__Task to complete__. Every line of the data is to be transcribed without error.

(Saved data entries)
◆ ◆ ◆ ◆ ◆ ◆ ◆

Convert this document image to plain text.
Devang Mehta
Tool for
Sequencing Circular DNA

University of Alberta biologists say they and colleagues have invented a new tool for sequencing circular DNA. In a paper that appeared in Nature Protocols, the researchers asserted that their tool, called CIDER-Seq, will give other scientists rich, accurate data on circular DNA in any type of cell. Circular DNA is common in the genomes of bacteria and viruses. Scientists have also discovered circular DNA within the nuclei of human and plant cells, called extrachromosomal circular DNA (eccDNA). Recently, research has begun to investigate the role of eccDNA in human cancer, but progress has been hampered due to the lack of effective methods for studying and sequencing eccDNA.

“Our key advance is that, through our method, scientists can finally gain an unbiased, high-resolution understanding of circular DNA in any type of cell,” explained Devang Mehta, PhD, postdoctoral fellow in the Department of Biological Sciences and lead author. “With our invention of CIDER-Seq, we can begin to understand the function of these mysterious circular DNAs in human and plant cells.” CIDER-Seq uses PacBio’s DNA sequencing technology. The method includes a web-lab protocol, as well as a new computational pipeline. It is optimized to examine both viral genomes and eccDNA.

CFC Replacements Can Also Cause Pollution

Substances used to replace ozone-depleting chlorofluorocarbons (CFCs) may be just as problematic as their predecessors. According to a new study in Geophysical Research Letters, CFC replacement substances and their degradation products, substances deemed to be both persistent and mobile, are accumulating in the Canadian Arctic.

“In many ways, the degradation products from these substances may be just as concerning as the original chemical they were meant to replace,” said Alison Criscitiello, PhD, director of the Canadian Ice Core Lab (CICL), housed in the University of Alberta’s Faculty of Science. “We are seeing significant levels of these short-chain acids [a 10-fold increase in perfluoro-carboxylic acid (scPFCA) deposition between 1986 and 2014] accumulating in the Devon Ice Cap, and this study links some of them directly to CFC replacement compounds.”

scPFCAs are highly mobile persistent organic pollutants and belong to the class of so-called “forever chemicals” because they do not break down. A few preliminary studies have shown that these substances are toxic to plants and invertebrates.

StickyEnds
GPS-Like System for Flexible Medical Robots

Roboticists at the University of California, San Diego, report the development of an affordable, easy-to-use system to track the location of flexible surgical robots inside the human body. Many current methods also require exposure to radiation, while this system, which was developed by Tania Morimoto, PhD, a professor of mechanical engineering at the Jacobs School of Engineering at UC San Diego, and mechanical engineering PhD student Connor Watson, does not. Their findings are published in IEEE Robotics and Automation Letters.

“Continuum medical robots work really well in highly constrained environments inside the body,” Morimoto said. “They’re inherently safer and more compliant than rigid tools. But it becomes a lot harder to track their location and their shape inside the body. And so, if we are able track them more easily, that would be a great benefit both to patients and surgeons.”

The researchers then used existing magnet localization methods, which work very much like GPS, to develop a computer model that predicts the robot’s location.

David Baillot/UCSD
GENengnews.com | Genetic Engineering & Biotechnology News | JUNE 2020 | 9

◆ ◆ ◆ ◆ ◆ ◆ ◆

__Solution to this problem__.
Convert this document image to plain text.
Devang Mehta
Tool for
Sequencing Circular DNA

University of Alberta biologists say they and colleagues have invented a new tool for sequencing circular DNA. In a paper that appeared in Nature Protocols, the researchers asserted that their tool, called CIDER-Seq, will give other scientists rich, accurate data on circular DNA in any type of cell. Circular DNA is common in the genomes of bacteria and viruses. Scientists have also discovered circular DNA within the nuclei of human and plant cells, called extrachromosomal circular DNA (eccDNA). Recently, research has begun to investigate the role of eccDNA in human cancer, but progress has been hampered due to the lack of effective methods for studying and sequencing eccDNA.

“Our key advance is that, through our method, scientists can finally gain an unbiased, high-resolution understanding of circular DNA in any type of cell,” explained Devang Mehta, PhD, postdoctoral fellow in the Department of Biological Sciences and lead author. “With our invention of CIDER-Seq, we can begin to understand the function of these mysterious circular DNAs in human and plant cells.” CIDER-Seq uses PacBio’s DNA sequencing technology. The method includes a web-lab protocol, as well as a new computational pipeline. It is optimized to examine both viral genomes and eccDNA.

CFC Replacements Can Also Cause Pollution

Substances used to replace ozone-depleting chlorofluorocarbons (CFCs) may be just as problematic as their predecessors. According to a new study in Geophysical Research Letters, CFC replacement substances and their degradation products, substances deemed to be both persistent and mobile, are accumulating in the Canadian Arctic.

“In many ways, the degradation products from these substances may be just as concerning as the original chemical they were meant to replace,” said Alison Criscitiello, PhD, director of the Canadian Ice Core Lab (CICL), housed in the University of Alberta’s Faculty of Science. “We are seeing significant levels of these short-chain acids [a 10-fold increase in perfluoro-carboxylic acid (scPFCA) deposition between 1986 and 2014] accumulating in the Devon Ice Cap, and this study links some of them directly to CFC replacement compounds.”

scPFCAs are highly mobile persistent organic pollutants and belong to the class of so-called “forever chemicals” because they do not break down. A few preliminary studies have shown that these substances are toxic to plants and invertebrates.

StickyEnds
GPS-Like System for Flexible Medical Robots

Roboticists at the University of California, San Diego, report the development of an affordable, easy-to-use system to track the location of flexible surgical robots inside the human body. Many current methods also require exposure to radiation, while this system, which was developed by Tania Morimoto, PhD, a professor of mechanical engineering at the Jacobs School of Engineering at UC San Diego, and mechanical engineering PhD student Connor Watson, does not. Their findings are published in IEEE Robotics and Automation Letters.

“Continuum medical robots work really well in highly constrained environments inside the body,” Morimoto said. “They’re inherently safer and more compliant than rigid tools. But it becomes a lot harder to track their location and their shape inside the body. And so, if we are able track them more easily, that would be a great benefit both to patients and surgeons.”

The researchers then used existing magnet localization methods, which work very much like GPS, to develop a computer model that predicts the robot’s location.

David Baillot/UCSD
GENengnews.com | Genetic Engineering & Biotechnology News | JUNE 2020 | 9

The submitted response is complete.